---------- Extracted entries

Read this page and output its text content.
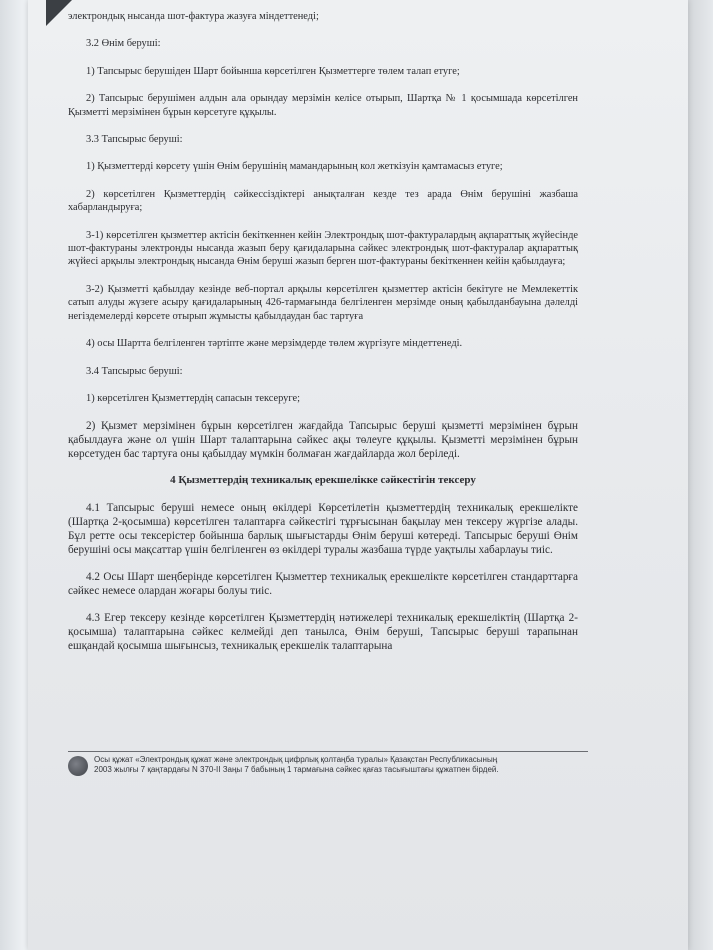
электрондық нысанда шот-фактура жазуға міндеттенеді;

3.2 Өнім беруші:

1) Тапсырыс берушіден Шарт бойынша көрсетілген Қызметтерге төлем талап етуге;

2) Тапсырыс берушімен алдын ала орындау мерзімін келісе отырып, Шартқа № 1 қосымшада көрсетілген Қызметті мерзімінен бұрын көрсетуге құқылы.

3.3 Тапсырыс беруші:

1) Қызметтерді көрсету үшін Өнім берушінің мамандарының кол жеткізуін қамтамасыз етуге;

2) көрсетілген Қызметтердің сәйкессіздіктері анықталған кезде тез арада Өнім берушіні жазбаша хабарландыруға;

3-1) көрсетілген қызметтер актісін бекіткеннен кейін Электрондық шот-фактуралардың ақпараттық жүйесінде шот-фактураны электронды нысанда жазып беру қағидаларына сәйкес электрондық шот-фактуралар ақпараттық жүйесі арқылы электрондық нысанда Өнім беруші жазып берген шот-фактураны бекіткеннен кейін қабылдауға;

3-2) Қызметті қабылдау кезінде веб-портал арқылы көрсетілген қызметтер актісін бекітуге не Мемлекеттік сатып алуды жүзеге асыру қағидаларының 426-тармағында белгіленген мерзімде оның қабылданбауына дәлелді негіздемелерді көрсете отырып жұмысты қабылдаудан бас тартуға

4) осы Шартта белгіленген тәртіпте және мерзімдерде төлем жүргізуге міндеттенеді.

3.4 Тапсырыс беруші:

1) көрсетілген Қызметтердің сапасын тексеруге;

2) Қызмет мерзімінен бұрын көрсетілген жағдайда Тапсырыс беруші қызметті мерзімінен бұрын қабылдауға және ол үшін Шарт талаптарына сәйкес ақы төлеуге құқылы. Қызметті мерзімінен бұрын көрсетуден бас тартуға оны қабылдау мүмкін болмаған жағдайларда жол беріледі.

4 Қызметтердің техникалық ерекшелікке сәйкестігін тексеру

4.1 Тапсырыс беруші немесе оның өкілдері Көрсетілетін қызметтердің техникалық ерекшелікте (Шартқа 2-қосымша) көрсетілген талаптарға сәйкестігі тұрғысынан бақылау мен тексеру жүргізе алады. Бұл ретте осы тексерістер бойынша барлық шығыстарды Өнім беруші көтереді. Тапсырыс беруші Өнім берушіні осы мақсаттар үшін белгіленген өз өкілдері туралы жазбаша түрде уақтылы хабарлауы тиіс.

4.2 Осы Шарт шеңберінде көрсетілген Қызметтер техникалық ерекшелікте көрсетілген стандарттарға сәйкес немесе олардан жоғары болуы тиіс.

4.3 Егер тексеру кезінде көрсетілген Қызметтердің нәтижелері техникалық ерекшеліктің (Шартқа 2-қосымша) талаптарына сәйкес келмейді деп танылса, Өнім беруші, Тапсырыс беруші тарапынан ешқандай қосымша шығынсыз, техникалық ерекшелік талаптарына

Осы құжат «Электрондық құжат және электрондық цифрлық қолтаңба туралы» Қазақстан Республикасының 2003 жылғы 7 қаңтардағы N 370-II Заңы 7 бабының 1 тармағына сәйкес қағаз тасығыштағы құжатпен бірдей.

--------------------

▶ Aim:
None of the pictures should appear; repeat the records exactly otherwise.

▶ Answer to this exercise:
Read this page and output its text content.
электрондық нысанда шот-фактура жазуға міндеттенеді;

3.2 Өнім беруші:

1) Тапсырыс берушіден Шарт бойынша көрсетілген Қызметтерге төлем талап етуге;

2) Тапсырыс берушімен алдын ала орындау мерзімін келісе отырып, Шартқа № 1 қосымшада көрсетілген Қызметті мерзімінен бұрын көрсетуге құқылы.

3.3 Тапсырыс беруші:

1) Қызметтерді көрсету үшін Өнім берушінің мамандарының кол жеткізуін қамтамасыз етуге;

2) көрсетілген Қызметтердің сәйкессіздіктері анықталған кезде тез арада Өнім берушіні жазбаша хабарландыруға;

3-1) көрсетілген қызметтер актісін бекіткеннен кейін Электрондық шот-фактуралардың ақпараттық жүйесінде шот-фактураны электронды нысанда жазып беру қағидаларына сәйкес электрондық шот-фактуралар ақпараттық жүйесі арқылы электрондық нысанда Өнім беруші жазып берген шот-фактураны бекіткеннен кейін қабылдауға;

3-2) Қызметті қабылдау кезінде веб-портал арқылы көрсетілген қызметтер актісін бекітуге не Мемлекеттік сатып алуды жүзеге асыру қағидаларының 426-тармағында белгіленген мерзімде оның қабылданбауына дәлелді негіздемелерді көрсете отырып жұмысты қабылдаудан бас тартуға

4) осы Шартта белгіленген тәртіпте және мерзімдерде төлем жүргізуге міндеттенеді.

3.4 Тапсырыс беруші:

1) көрсетілген Қызметтердің сапасын тексеруге;

2) Қызмет мерзімінен бұрын көрсетілген жағдайда Тапсырыс беруші қызметті мерзімінен бұрын қабылдауға және ол үшін Шарт талаптарына сәйкес ақы төлеуге құқылы. Қызметті мерзімінен бұрын көрсетуден бас тартуға оны қабылдау мүмкін болмаған жағдайларда жол беріледі.

4 Қызметтердің техникалық ерекшелікке сәйкестігін тексеру

4.1 Тапсырыс беруші немесе оның өкілдері Көрсетілетін қызметтердің техникалық ерекшелікте (Шартқа 2-қосымша) көрсетілген талаптарға сәйкестігі тұрғысынан бақылау мен тексеру жүргізе алады. Бұл ретте осы тексерістер бойынша барлық шығыстарды Өнім беруші көтереді. Тапсырыс беруші Өнім берушіні осы мақсаттар үшін белгіленген өз өкілдері туралы жазбаша түрде уақтылы хабарлауы тиіс.

4.2 Осы Шарт шеңберінде көрсетілген Қызметтер техникалық ерекшелікте көрсетілген стандарттарға сәйкес немесе олардан жоғары болуы тиіс.

4.3 Егер тексеру кезінде көрсетілген Қызметтердің нәтижелері техникалық ерекшеліктің (Шартқа 2-қосымша) талаптарына сәйкес келмейді деп танылса, Өнім беруші, Тапсырыс беруші тарапынан ешқандай қосымша шығынсыз, техникалық ерекшелік талаптарына

Осы құжат «Электрондық құжат және электрондық цифрлық қолтаңба туралы» Қазақстан Республикасының 2003 жылғы 7 қаңтардағы N 370-II Заңы 7 бабының 1 тармағына сәйкес қағаз тасығыштағы құжатпен бірдей.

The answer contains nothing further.